Filter the listing below, copying every line in which the word "seconds" appears.
* START *
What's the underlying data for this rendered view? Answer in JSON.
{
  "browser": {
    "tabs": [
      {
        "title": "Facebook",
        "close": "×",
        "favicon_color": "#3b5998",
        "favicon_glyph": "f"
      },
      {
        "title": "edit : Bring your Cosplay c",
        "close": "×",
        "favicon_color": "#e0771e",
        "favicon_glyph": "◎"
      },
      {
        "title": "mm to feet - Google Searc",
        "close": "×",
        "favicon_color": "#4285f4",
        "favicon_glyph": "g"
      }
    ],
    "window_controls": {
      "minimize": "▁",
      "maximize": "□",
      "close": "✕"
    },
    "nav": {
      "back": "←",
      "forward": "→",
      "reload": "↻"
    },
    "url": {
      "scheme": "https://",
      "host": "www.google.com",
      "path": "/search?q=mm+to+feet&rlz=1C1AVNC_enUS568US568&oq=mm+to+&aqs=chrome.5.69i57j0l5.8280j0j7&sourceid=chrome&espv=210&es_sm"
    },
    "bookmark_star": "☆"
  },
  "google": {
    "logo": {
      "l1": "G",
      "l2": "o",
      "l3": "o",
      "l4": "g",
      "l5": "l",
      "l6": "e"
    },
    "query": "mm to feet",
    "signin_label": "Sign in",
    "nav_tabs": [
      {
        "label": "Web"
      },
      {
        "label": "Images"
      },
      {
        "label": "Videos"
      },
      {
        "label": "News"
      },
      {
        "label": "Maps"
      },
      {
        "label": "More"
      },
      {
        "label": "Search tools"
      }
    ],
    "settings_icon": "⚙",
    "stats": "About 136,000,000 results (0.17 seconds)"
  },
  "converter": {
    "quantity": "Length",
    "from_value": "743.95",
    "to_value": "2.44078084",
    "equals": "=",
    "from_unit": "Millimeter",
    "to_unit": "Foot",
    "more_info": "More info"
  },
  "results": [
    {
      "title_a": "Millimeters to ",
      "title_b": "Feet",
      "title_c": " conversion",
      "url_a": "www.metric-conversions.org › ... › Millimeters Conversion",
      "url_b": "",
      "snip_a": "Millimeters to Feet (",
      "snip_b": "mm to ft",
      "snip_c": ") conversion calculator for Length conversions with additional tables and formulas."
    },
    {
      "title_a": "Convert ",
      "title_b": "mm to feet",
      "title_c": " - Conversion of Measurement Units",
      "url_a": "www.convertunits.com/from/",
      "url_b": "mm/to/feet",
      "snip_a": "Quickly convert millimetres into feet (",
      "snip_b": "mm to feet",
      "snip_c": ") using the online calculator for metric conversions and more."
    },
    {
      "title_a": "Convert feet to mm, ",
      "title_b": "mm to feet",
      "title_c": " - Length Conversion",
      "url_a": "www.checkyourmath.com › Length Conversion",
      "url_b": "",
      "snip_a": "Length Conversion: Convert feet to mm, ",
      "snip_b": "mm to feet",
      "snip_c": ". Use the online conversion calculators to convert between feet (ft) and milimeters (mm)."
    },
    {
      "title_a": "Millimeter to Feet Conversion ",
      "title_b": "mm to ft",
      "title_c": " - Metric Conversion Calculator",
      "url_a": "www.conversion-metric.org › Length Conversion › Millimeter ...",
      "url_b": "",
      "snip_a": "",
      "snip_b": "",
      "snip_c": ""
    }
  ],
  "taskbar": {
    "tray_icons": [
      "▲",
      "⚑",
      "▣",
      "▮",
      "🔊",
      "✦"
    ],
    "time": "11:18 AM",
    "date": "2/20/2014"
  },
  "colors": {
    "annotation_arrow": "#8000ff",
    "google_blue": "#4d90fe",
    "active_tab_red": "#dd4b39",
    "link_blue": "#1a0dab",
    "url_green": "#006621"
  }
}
* END *
* START *
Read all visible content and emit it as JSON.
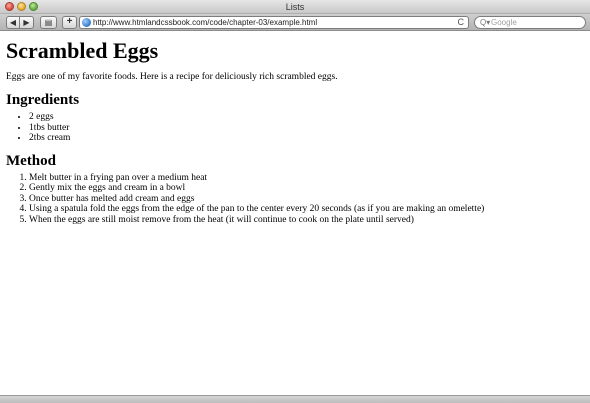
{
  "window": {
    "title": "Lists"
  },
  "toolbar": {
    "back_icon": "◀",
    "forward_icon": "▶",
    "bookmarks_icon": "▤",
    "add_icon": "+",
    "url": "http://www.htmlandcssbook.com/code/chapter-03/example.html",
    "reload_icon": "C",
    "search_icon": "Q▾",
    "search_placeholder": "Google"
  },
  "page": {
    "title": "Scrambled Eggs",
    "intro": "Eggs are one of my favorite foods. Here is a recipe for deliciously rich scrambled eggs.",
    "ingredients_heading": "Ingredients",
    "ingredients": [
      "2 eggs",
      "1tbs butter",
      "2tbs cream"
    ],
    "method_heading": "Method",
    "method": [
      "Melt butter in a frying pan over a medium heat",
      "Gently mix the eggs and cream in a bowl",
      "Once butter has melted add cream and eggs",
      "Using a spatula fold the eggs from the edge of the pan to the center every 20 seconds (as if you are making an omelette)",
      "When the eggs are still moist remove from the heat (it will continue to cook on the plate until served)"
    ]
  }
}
* END *
• _ANSWER_:
    "stats": "About 136,000,000 results (0.17 seconds)"
      "Using a spatula fold the eggs from the edge of the pan to the center every 20 seconds (as if you are making an omelette)",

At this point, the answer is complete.